Can you reproduce the records verbatim, starting at their first line and ending at the line that contains "isotherm — [585, 693, 712, 865]", with both of those lines included?
** Start **
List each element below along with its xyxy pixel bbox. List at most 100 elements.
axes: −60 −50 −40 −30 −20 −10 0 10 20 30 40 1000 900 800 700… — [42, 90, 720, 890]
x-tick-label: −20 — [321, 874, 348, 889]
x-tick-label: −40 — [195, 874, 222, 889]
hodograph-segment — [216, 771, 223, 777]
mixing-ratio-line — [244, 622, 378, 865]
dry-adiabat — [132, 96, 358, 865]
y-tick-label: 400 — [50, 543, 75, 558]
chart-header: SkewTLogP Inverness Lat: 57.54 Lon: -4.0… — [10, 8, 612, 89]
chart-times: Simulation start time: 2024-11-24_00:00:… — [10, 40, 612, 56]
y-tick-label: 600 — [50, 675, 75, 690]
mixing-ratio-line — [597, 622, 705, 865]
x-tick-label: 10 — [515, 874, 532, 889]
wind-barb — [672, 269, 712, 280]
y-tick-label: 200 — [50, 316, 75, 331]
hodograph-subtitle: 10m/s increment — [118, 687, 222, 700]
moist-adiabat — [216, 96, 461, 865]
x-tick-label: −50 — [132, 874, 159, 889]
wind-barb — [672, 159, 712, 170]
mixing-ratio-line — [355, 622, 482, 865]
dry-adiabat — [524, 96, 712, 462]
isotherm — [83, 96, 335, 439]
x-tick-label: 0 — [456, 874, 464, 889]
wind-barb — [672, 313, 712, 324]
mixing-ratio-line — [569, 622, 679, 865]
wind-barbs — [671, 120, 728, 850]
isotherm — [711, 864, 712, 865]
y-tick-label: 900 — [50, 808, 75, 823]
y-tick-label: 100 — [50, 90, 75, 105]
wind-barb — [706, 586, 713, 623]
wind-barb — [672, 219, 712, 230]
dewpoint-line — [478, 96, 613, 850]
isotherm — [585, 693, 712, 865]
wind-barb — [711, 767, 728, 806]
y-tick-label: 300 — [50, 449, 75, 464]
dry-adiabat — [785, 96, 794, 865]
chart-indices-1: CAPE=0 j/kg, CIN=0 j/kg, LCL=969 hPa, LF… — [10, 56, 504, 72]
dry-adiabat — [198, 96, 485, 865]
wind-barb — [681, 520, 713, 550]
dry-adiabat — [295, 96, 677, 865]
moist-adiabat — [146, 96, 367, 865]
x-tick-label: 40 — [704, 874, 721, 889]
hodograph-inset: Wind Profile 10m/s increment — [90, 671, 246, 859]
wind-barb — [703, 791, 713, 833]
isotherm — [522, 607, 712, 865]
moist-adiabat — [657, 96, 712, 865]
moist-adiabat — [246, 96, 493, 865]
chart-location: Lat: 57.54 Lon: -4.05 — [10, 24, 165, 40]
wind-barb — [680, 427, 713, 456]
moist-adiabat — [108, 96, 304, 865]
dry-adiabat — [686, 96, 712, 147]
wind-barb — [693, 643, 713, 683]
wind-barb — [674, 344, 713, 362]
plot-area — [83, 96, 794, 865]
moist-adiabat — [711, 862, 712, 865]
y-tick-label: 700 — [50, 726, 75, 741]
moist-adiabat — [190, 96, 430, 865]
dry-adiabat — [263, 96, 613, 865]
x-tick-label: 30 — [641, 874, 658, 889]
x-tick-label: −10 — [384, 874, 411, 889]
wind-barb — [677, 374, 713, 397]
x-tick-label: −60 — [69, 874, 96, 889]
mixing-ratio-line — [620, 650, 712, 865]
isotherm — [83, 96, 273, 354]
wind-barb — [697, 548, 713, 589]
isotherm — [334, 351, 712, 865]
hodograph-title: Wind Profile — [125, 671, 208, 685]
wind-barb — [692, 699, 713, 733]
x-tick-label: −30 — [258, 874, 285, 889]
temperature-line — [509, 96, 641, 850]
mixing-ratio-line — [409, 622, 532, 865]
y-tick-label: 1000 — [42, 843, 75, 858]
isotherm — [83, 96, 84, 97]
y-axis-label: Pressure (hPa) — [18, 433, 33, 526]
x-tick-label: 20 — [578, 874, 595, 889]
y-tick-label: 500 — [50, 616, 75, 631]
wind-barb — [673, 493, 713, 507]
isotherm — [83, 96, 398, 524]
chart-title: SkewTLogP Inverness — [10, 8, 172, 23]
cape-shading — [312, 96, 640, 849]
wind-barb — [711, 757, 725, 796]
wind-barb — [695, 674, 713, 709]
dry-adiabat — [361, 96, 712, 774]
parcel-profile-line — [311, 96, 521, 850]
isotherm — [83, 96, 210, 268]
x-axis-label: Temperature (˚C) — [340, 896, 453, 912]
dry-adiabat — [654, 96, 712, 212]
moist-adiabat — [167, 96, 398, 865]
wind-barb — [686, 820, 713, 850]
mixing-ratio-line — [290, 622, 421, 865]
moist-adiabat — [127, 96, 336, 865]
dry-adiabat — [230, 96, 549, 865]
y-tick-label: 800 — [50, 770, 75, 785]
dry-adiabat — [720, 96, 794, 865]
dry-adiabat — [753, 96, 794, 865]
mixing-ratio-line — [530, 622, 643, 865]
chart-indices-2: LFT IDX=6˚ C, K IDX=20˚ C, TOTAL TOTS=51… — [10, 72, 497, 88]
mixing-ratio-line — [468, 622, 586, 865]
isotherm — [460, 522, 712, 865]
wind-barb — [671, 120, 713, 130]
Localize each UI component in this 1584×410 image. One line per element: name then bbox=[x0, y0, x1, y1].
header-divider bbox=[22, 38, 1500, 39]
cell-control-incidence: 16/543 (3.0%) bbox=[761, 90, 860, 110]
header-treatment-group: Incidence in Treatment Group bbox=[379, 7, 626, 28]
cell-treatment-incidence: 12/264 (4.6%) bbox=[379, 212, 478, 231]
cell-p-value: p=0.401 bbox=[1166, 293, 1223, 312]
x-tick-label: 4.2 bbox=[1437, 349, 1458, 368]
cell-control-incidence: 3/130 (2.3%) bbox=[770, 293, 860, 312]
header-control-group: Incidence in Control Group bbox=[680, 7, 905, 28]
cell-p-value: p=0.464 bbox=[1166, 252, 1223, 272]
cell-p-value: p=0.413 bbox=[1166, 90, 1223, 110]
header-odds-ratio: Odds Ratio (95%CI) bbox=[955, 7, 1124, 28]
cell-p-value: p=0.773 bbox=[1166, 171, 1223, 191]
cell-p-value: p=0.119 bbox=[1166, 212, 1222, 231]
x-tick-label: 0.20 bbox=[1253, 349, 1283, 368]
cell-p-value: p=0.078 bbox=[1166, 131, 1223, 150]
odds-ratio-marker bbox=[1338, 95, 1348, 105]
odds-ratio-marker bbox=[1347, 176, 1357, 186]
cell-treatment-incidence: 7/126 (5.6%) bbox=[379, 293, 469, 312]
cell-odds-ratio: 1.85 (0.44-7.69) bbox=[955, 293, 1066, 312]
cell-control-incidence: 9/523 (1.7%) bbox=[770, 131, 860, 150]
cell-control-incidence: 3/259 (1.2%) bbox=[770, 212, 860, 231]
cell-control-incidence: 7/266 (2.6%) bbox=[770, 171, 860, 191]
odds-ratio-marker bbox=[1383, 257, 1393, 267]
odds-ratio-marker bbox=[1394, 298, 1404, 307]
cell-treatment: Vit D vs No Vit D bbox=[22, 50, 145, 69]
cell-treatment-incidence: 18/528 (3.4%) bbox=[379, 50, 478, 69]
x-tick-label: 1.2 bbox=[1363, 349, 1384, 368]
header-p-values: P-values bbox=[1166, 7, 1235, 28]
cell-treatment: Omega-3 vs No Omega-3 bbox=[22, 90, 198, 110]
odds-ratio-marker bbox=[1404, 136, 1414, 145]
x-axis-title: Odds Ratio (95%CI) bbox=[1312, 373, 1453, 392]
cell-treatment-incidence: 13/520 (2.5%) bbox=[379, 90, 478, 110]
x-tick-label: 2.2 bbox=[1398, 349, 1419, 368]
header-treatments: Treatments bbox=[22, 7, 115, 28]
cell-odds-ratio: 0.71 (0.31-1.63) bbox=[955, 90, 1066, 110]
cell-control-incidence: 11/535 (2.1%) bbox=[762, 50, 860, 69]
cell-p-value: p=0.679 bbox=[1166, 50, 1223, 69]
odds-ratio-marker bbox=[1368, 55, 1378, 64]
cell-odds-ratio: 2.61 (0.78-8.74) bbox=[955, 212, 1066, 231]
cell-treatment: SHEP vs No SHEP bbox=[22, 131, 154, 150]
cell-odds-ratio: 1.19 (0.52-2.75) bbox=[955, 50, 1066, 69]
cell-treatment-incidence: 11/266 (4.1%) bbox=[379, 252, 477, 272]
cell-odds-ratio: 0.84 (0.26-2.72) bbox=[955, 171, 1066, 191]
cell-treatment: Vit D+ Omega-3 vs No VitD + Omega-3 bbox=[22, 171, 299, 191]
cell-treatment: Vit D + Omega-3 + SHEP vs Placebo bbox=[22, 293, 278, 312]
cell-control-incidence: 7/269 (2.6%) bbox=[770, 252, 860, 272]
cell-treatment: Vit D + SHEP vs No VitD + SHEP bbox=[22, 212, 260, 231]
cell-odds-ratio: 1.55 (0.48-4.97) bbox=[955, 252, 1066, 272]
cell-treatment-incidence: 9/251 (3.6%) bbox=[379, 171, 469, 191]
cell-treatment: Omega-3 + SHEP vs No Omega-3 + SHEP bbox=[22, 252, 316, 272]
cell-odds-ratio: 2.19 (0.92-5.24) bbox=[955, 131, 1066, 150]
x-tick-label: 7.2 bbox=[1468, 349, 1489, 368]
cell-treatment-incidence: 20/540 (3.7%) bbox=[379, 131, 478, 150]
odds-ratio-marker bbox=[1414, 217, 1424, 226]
** End **
Exercise response:
List each element below along with its xyxy pixel bbox. List at most 100 elements.
axes: −60 −50 −40 −30 −20 −10 0 10 20 30 40 1000 900 800 700… — [42, 90, 720, 890]
x-tick-label: −20 — [321, 874, 348, 889]
x-tick-label: −40 — [195, 874, 222, 889]
hodograph-segment — [216, 771, 223, 777]
mixing-ratio-line — [244, 622, 378, 865]
dry-adiabat — [132, 96, 358, 865]
y-tick-label: 400 — [50, 543, 75, 558]
chart-header: SkewTLogP Inverness Lat: 57.54 Lon: -4.0… — [10, 8, 612, 89]
chart-times: Simulation start time: 2024-11-24_00:00:… — [10, 40, 612, 56]
y-tick-label: 600 — [50, 675, 75, 690]
mixing-ratio-line — [597, 622, 705, 865]
x-tick-label: 10 — [515, 874, 532, 889]
wind-barb — [672, 269, 712, 280]
y-tick-label: 200 — [50, 316, 75, 331]
hodograph-subtitle: 10m/s increment — [118, 687, 222, 700]
moist-adiabat — [216, 96, 461, 865]
x-tick-label: −50 — [132, 874, 159, 889]
wind-barb — [672, 159, 712, 170]
mixing-ratio-line — [355, 622, 482, 865]
dry-adiabat — [524, 96, 712, 462]
isotherm — [83, 96, 335, 439]
x-tick-label: 0 — [456, 874, 464, 889]
wind-barb — [672, 313, 712, 324]
mixing-ratio-line — [569, 622, 679, 865]
wind-barbs — [671, 120, 728, 850]
isotherm — [711, 864, 712, 865]
y-tick-label: 900 — [50, 808, 75, 823]
y-tick-label: 100 — [50, 90, 75, 105]
wind-barb — [706, 586, 713, 623]
wind-barb — [672, 219, 712, 230]
dewpoint-line — [478, 96, 613, 850]
isotherm — [585, 693, 712, 865]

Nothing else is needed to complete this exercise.